● What you are asked to do
Extract the entries in their exact form.
* BEGIN *
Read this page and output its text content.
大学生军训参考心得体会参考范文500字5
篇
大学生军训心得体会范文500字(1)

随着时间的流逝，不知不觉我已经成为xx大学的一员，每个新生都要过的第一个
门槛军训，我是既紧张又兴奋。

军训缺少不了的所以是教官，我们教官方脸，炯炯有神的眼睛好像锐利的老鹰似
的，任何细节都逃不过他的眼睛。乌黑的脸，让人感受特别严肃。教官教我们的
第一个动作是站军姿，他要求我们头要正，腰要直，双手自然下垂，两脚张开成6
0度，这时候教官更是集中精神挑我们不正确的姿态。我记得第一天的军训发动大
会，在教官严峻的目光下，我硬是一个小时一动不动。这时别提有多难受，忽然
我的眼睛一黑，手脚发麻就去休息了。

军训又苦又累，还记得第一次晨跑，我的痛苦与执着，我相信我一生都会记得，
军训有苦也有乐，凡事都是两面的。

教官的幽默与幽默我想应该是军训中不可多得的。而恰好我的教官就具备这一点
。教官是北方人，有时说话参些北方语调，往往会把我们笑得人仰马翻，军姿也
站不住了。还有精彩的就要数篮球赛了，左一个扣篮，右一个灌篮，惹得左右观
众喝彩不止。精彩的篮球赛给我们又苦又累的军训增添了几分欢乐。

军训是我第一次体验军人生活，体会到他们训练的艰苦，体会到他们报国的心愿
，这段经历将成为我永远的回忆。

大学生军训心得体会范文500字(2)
* END *
● Answer
Read this page and output its text content.
大学生军训参考心得体会参考范文500字5
篇
大学生军训心得体会范文500字(1)

随着时间的流逝，不知不觉我已经成为xx大学的一员，每个新生都要过的第一个
门槛军训，我是既紧张又兴奋。

军训缺少不了的所以是教官，我们教官方脸，炯炯有神的眼睛好像锐利的老鹰似
的，任何细节都逃不过他的眼睛。乌黑的脸，让人感受特别严肃。教官教我们的
第一个动作是站军姿，他要求我们头要正，腰要直，双手自然下垂，两脚张开成6
0度，这时候教官更是集中精神挑我们不正确的姿态。我记得第一天的军训发动大
会，在教官严峻的目光下，我硬是一个小时一动不动。这时别提有多难受，忽然
我的眼睛一黑，手脚发麻就去休息了。

军训又苦又累，还记得第一次晨跑，我的痛苦与执着，我相信我一生都会记得，
军训有苦也有乐，凡事都是两面的。

教官的幽默与幽默我想应该是军训中不可多得的。而恰好我的教官就具备这一点
。教官是北方人，有时说话参些北方语调，往往会把我们笑得人仰马翻，军姿也
站不住了。还有精彩的就要数篮球赛了，左一个扣篮，右一个灌篮，惹得左右观
众喝彩不止。精彩的篮球赛给我们又苦又累的军训增添了几分欢乐。

军训是我第一次体验军人生活，体会到他们训练的艰苦，体会到他们报国的心愿
，这段经历将成为我永远的回忆。

大学生军训心得体会范文500字(2)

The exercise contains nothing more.